#### Texte ####

Carpes et trottinettes

Si vous en avez assez du réel, si vous en vous souhaitez un autre, vous feriez bien de lire Grand Platinum. Par son tempo, son sens de la scène, l’ironie de son regard, le premier roman aussi joyeux que soigné d’Anthony van den Bossche se montre capable de le transformer. Comme un des objets conçus pour améliorer l’existant, que son héroïne, professionnelle du design, connait si bien. Comme les merveilleuses carpes japonaises qu’elle poursuit.


Anthony van den Bossche, Grand Platinum. Seuil, coll. « Fiction & Cie », 160 p., 16 €


C’est dans un milieu qui occupe peu la littérature que Louise Baltard mène une carrière bien lancée, même si elle doit pour cela supporter son principal client et donc quasi-patron, le designer star, le fantasque et foutraque « Stan », dont la dernière « idée de dingue » est d’exposer une collection d’art contemporain dans un jet privé. Cette communicante en lutte avec son dernier amant et sa néopathie (l’obsession de la nouveauté) est trentenaire et parisienne, du Xe arrondissement, côté Faubourg Saint-Denis, là où se croisent réfugiés kurdes, anciens riches français et coiffeurs nigérians. Et – malgré la courte déviation d’un vernissage milanais – c’est dans la mégalopole où la vie tente d’être vécue entre ville-musée et ville-service, devenue pour un temps terrain de fiction grandeur nature, que le roman d’Anthony van den Bossche va se jouer, se donner, comme on dit qu’un spectacle se joue et se donne.

Description amusée de la vie moderne, avec à l’arrière-plan les touristes photographiant Notre-Dame dévastée et pour fond sonore « la litanie des alarmes de trottinettes en libre-service », Grand Platinum prend la forme d’un trajet urbain, au rythme du pas rapide et impatient de Louise. Mais une trame plus discrète le structure, un autre motif lui donne son unité. Tout, toujours, s’y passe dans l’eau, ou pas loin. Au bord de la Seine, bien sûr, mais également dans la vaste carte parisienne des parcs, squares, jardins et mares aux canards, au hammam de la Grande Mosquée, dans un jardin suspendu sur l’île Saint-Louis, avec des amateurs de sauna, un nageur, un jardinier, un maître-écailler… et avec Louise et son frère (quant à lui misophone), formés par leur père à la connaissance des Koï, les carpes japonaises élevées selon un art ancestral.

####

Consigne>
D'après le texte, quelle est la dernière « idée de dingue » de Stan ?

#### Données ####

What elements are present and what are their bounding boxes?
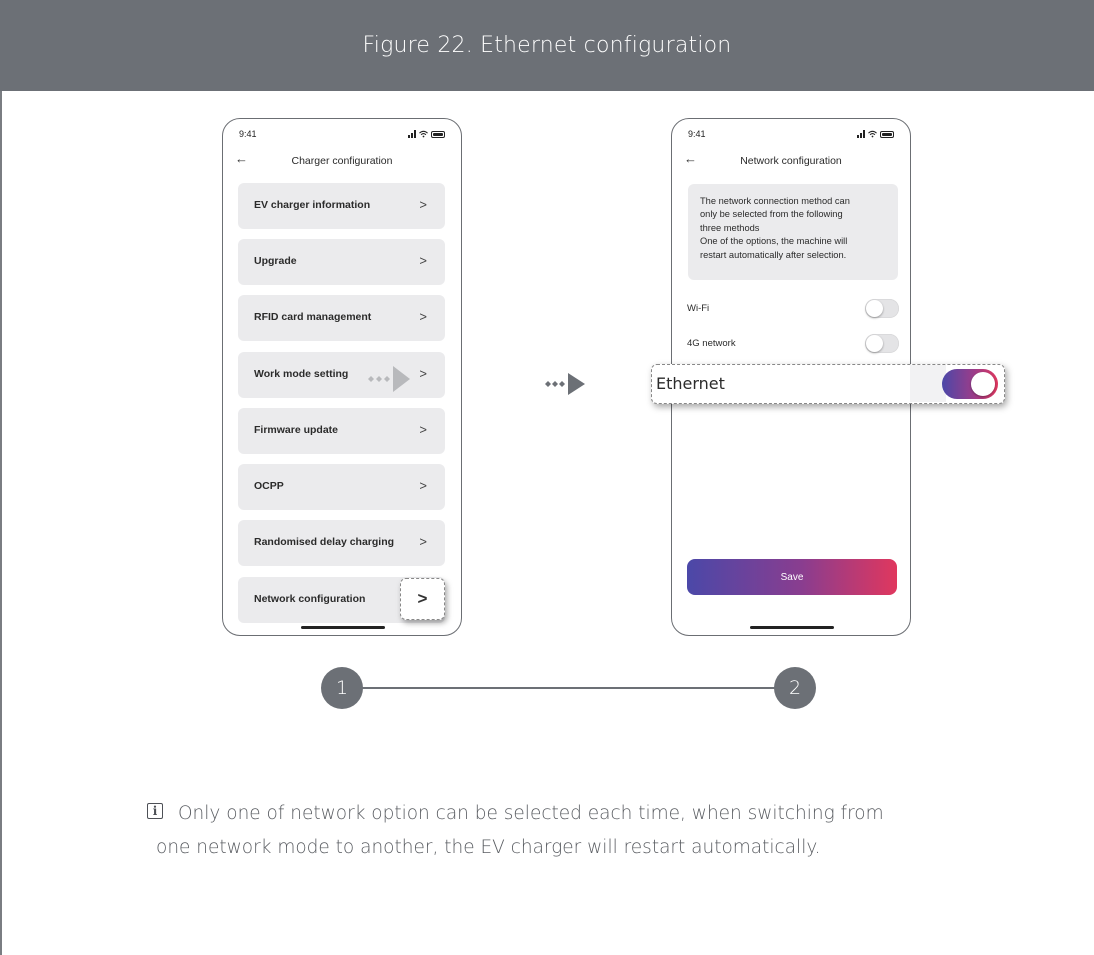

####

Réponse>
Exposer une collection d'art contemporain dans un jet privé.